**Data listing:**
— Begin —

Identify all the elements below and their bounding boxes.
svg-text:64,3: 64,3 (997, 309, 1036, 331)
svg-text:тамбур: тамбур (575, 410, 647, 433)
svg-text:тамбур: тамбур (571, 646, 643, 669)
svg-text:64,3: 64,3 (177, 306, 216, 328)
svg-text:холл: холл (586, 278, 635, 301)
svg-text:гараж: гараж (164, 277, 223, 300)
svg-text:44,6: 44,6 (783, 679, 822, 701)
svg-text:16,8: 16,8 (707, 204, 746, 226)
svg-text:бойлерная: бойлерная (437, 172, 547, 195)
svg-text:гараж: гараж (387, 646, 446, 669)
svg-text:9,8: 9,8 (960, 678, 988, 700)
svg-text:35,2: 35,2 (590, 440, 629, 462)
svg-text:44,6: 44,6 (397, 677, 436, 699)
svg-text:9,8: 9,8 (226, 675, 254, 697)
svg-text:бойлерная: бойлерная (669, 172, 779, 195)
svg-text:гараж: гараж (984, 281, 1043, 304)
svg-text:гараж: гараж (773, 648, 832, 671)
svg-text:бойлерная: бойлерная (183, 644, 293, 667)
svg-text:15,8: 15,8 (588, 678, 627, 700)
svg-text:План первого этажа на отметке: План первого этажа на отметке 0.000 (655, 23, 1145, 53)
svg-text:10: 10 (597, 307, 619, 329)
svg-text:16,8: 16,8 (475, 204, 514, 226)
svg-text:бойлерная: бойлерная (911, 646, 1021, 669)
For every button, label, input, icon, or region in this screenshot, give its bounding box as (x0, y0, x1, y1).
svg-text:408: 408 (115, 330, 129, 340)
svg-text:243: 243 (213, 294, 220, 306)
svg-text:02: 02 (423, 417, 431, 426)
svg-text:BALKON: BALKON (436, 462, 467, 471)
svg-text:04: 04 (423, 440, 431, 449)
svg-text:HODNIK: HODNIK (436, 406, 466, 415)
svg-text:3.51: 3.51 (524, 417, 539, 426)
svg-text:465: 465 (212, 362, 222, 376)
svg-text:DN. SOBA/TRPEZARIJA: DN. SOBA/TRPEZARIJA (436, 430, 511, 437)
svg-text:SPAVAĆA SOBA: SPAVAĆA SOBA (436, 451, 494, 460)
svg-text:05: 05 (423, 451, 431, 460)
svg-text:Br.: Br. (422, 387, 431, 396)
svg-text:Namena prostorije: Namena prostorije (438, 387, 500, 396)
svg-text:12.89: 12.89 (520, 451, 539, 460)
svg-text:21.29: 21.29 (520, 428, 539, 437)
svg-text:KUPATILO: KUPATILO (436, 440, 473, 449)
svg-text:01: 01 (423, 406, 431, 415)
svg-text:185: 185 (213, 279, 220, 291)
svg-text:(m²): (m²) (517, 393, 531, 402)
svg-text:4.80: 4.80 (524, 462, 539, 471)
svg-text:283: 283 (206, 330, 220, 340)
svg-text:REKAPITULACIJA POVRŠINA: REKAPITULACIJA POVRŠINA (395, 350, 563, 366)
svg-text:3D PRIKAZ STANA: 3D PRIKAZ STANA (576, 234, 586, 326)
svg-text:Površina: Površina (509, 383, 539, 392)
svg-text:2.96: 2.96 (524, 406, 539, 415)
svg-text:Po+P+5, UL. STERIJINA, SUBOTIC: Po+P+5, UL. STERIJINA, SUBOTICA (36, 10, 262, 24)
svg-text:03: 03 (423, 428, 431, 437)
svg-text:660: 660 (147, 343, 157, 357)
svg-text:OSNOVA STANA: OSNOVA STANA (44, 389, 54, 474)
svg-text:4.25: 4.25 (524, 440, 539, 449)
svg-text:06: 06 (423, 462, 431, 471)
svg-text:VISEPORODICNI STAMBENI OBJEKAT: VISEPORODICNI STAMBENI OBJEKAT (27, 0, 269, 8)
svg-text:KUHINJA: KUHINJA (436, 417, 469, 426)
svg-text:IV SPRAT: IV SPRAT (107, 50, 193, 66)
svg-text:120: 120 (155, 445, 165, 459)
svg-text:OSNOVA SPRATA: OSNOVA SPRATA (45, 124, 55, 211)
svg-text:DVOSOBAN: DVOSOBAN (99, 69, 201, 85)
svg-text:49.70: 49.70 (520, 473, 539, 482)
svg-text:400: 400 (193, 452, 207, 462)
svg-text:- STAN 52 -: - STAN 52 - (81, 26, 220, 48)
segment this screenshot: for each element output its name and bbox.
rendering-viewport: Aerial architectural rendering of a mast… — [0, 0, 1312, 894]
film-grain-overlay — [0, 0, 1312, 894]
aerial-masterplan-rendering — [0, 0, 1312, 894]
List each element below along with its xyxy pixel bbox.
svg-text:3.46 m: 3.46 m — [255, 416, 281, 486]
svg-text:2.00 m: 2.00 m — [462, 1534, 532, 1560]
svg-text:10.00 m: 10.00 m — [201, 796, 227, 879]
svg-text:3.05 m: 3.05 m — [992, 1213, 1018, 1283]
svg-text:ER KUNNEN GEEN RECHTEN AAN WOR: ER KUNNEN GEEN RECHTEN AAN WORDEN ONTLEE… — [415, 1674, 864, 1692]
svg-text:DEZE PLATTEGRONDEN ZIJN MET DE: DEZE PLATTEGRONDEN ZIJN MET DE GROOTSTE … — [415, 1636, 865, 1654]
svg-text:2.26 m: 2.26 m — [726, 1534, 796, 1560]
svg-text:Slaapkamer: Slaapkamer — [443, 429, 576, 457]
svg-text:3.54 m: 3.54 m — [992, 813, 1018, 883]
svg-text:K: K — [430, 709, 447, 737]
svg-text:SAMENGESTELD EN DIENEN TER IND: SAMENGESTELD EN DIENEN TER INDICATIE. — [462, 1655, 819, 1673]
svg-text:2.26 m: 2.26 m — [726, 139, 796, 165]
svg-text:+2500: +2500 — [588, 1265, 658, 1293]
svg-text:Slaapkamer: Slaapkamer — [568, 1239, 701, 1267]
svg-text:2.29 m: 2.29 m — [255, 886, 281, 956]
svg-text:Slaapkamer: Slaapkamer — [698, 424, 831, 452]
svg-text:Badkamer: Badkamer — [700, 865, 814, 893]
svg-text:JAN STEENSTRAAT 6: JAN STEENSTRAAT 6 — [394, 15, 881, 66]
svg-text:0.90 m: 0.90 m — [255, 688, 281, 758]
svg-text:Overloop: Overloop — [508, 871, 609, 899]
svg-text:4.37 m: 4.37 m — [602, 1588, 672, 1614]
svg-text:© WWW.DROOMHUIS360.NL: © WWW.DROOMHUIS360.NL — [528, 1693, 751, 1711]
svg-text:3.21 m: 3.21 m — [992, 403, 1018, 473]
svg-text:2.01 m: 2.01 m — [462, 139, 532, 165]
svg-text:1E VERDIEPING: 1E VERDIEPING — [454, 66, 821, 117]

— End —

**TO DO:**
Reproduce the rows from the start of the data listing through the line containing "svg-text:гараж: гараж (984, 281, 1043, 304)", with both ends included.

**ANSWER TO THE EXERCISE:**
Identify all the elements below and their bounding boxes.
svg-text:64,3: 64,3 (997, 309, 1036, 331)
svg-text:тамбур: тамбур (575, 410, 647, 433)
svg-text:тамбур: тамбур (571, 646, 643, 669)
svg-text:64,3: 64,3 (177, 306, 216, 328)
svg-text:холл: холл (586, 278, 635, 301)
svg-text:гараж: гараж (164, 277, 223, 300)
svg-text:44,6: 44,6 (783, 679, 822, 701)
svg-text:16,8: 16,8 (707, 204, 746, 226)
svg-text:бойлерная: бойлерная (437, 172, 547, 195)
svg-text:гараж: гараж (387, 646, 446, 669)
svg-text:9,8: 9,8 (960, 678, 988, 700)
svg-text:35,2: 35,2 (590, 440, 629, 462)
svg-text:44,6: 44,6 (397, 677, 436, 699)
svg-text:9,8: 9,8 (226, 675, 254, 697)
svg-text:бойлерная: бойлерная (669, 172, 779, 195)
svg-text:гараж: гараж (984, 281, 1043, 304)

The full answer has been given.